DIRECTION
Give every line of the data again, unchanged, but with no pictures.

-------------------------

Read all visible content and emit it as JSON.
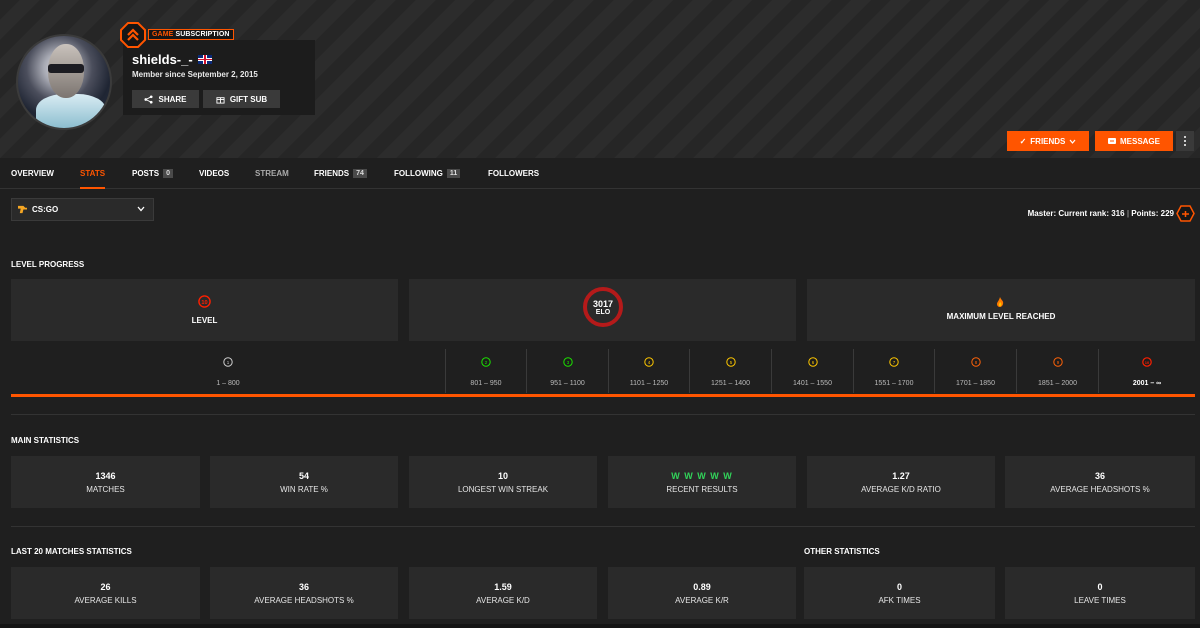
{
  "colors": {
    "accent": "#ff5500",
    "background": "#1f1f1f",
    "card": "#2a2a2a",
    "win": "#32d35a",
    "elo_ring": "#b51a1a"
  },
  "profile": {
    "subscription_prefix": "GAME",
    "subscription_suffix": "SUBSCRIPTION",
    "username": "shields-_-",
    "member_since": "Member since September 2, 2015",
    "share_label": "SHARE",
    "gift_label": "GIFT SUB"
  },
  "actions": {
    "friends_label": "FRIENDS",
    "message_label": "MESSAGE"
  },
  "tabs": [
    {
      "label": "OVERVIEW",
      "count": null
    },
    {
      "label": "STATS",
      "count": null
    },
    {
      "label": "POSTS",
      "count": "0"
    },
    {
      "label": "VIDEOS",
      "count": null
    },
    {
      "label": "STREAM",
      "count": null
    },
    {
      "label": "FRIENDS",
      "count": "74"
    },
    {
      "label": "FOLLOWING",
      "count": "11"
    },
    {
      "label": "FOLLOWERS",
      "count": null
    }
  ],
  "game_select": {
    "value": "CS:GO"
  },
  "rank": {
    "prefix": "Master",
    "current_rank_label": ": Current rank: ",
    "current_rank": "316",
    "points_label": " Points: ",
    "points": "229"
  },
  "level_progress": {
    "title": "LEVEL PROGRESS",
    "level_value": "10",
    "level_label": "LEVEL",
    "elo_value": "3017",
    "elo_label": "ELO",
    "max_label": "MAXIMUM LEVEL REACHED",
    "levels": [
      {
        "level": "1",
        "range": "1 – 800",
        "color": "#cfcfcf"
      },
      {
        "level": "2",
        "range": "801 – 950",
        "color": "#1ce400"
      },
      {
        "level": "3",
        "range": "951 – 1100",
        "color": "#1ce400"
      },
      {
        "level": "4",
        "range": "1101 – 1250",
        "color": "#ffc800"
      },
      {
        "level": "5",
        "range": "1251 – 1400",
        "color": "#ffc800"
      },
      {
        "level": "6",
        "range": "1401 – 1550",
        "color": "#ffc800"
      },
      {
        "level": "7",
        "range": "1551 – 1700",
        "color": "#ffc800"
      },
      {
        "level": "8",
        "range": "1701 – 1850",
        "color": "#ff6309"
      },
      {
        "level": "9",
        "range": "1851 – 2000",
        "color": "#ff6309"
      },
      {
        "level": "10",
        "range": "2001 – ∞",
        "color": "#fe1f00"
      }
    ]
  },
  "main_statistics": {
    "title": "MAIN STATISTICS",
    "items": [
      {
        "value": "1346",
        "label": "MATCHES"
      },
      {
        "value": "54",
        "label": "WIN RATE %"
      },
      {
        "value": "10",
        "label": "LONGEST WIN STREAK"
      },
      {
        "value": "W W W W W",
        "label": "RECENT RESULTS"
      },
      {
        "value": "1.27",
        "label": "AVERAGE K/D RATIO"
      },
      {
        "value": "36",
        "label": "AVERAGE HEADSHOTS %"
      }
    ]
  },
  "last20": {
    "title": "LAST 20 MATCHES STATISTICS",
    "items": [
      {
        "value": "26",
        "label": "AVERAGE KILLS"
      },
      {
        "value": "36",
        "label": "AVERAGE HEADSHOTS %"
      },
      {
        "value": "1.59",
        "label": "AVERAGE K/D"
      },
      {
        "value": "0.89",
        "label": "AVERAGE K/R"
      }
    ]
  },
  "other": {
    "title": "OTHER STATISTICS",
    "items": [
      {
        "value": "0",
        "label": "AFK TIMES"
      },
      {
        "value": "0",
        "label": "LEAVE TIMES"
      }
    ]
  }
}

-------------------------

PROBLEM SOLUTION
Read all visible content and emit it as JSON.
{
  "colors": {
    "accent": "#ff5500",
    "background": "#1f1f1f",
    "card": "#2a2a2a",
    "win": "#32d35a",
    "elo_ring": "#b51a1a"
  },
  "profile": {
    "subscription_prefix": "GAME",
    "subscription_suffix": "SUBSCRIPTION",
    "username": "shields-_-",
    "member_since": "Member since September 2, 2015",
    "share_label": "SHARE",
    "gift_label": "GIFT SUB"
  },
  "actions": {
    "friends_label": "FRIENDS",
    "message_label": "MESSAGE"
  },
  "tabs": [
    {
      "label": "OVERVIEW",
      "count": null
    },
    {
      "label": "STATS",
      "count": null
    },
    {
      "label": "POSTS",
      "count": "0"
    },
    {
      "label": "VIDEOS",
      "count": null
    },
    {
      "label": "STREAM",
      "count": null
    },
    {
      "label": "FRIENDS",
      "count": "74"
    },
    {
      "label": "FOLLOWING",
      "count": "11"
    },
    {
      "label": "FOLLOWERS",
      "count": null
    }
  ],
  "game_select": {
    "value": "CS:GO"
  },
  "rank": {
    "prefix": "Master",
    "current_rank_label": ": Current rank: ",
    "current_rank": "316",
    "points_label": " Points: ",
    "points": "229"
  },
  "level_progress": {
    "title": "LEVEL PROGRESS",
    "level_value": "10",
    "level_label": "LEVEL",
    "elo_value": "3017",
    "elo_label": "ELO",
    "max_label": "MAXIMUM LEVEL REACHED",
    "levels": [
      {
        "level": "1",
        "range": "1 – 800",
        "color": "#cfcfcf"
      },
      {
        "level": "2",
        "range": "801 – 950",
        "color": "#1ce400"
      },
      {
        "level": "3",
        "range": "951 – 1100",
        "color": "#1ce400"
      },
      {
        "level": "4",
        "range": "1101 – 1250",
        "color": "#ffc800"
      },
      {
        "level": "5",
        "range": "1251 – 1400",
        "color": "#ffc800"
      },
      {
        "level": "6",
        "range": "1401 – 1550",
        "color": "#ffc800"
      },
      {
        "level": "7",
        "range": "1551 – 1700",
        "color": "#ffc800"
      },
      {
        "level": "8",
        "range": "1701 – 1850",
        "color": "#ff6309"
      },
      {
        "level": "9",
        "range": "1851 – 2000",
        "color": "#ff6309"
      },
      {
        "level": "10",
        "range": "2001 – ∞",
        "color": "#fe1f00"
      }
    ]
  },
  "main_statistics": {
    "title": "MAIN STATISTICS",
    "items": [
      {
        "value": "1346",
        "label": "MATCHES"
      },
      {
        "value": "54",
        "label": "WIN RATE %"
      },
      {
        "value": "10",
        "label": "LONGEST WIN STREAK"
      },
      {
        "value": "W W W W W",
        "label": "RECENT RESULTS"
      },
      {
        "value": "1.27",
        "label": "AVERAGE K/D RATIO"
      },
      {
        "value": "36",
        "label": "AVERAGE HEADSHOTS %"
      }
    ]
  },
  "last20": {
    "title": "LAST 20 MATCHES STATISTICS",
    "items": [
      {
        "value": "26",
        "label": "AVERAGE KILLS"
      },
      {
        "value": "36",
        "label": "AVERAGE HEADSHOTS %"
      },
      {
        "value": "1.59",
        "label": "AVERAGE K/D"
      },
      {
        "value": "0.89",
        "label": "AVERAGE K/R"
      }
    ]
  },
  "other": {
    "title": "OTHER STATISTICS",
    "items": [
      {
        "value": "0",
        "label": "AFK TIMES"
      },
      {
        "value": "0",
        "label": "LEAVE TIMES"
      }
    ]
  }
}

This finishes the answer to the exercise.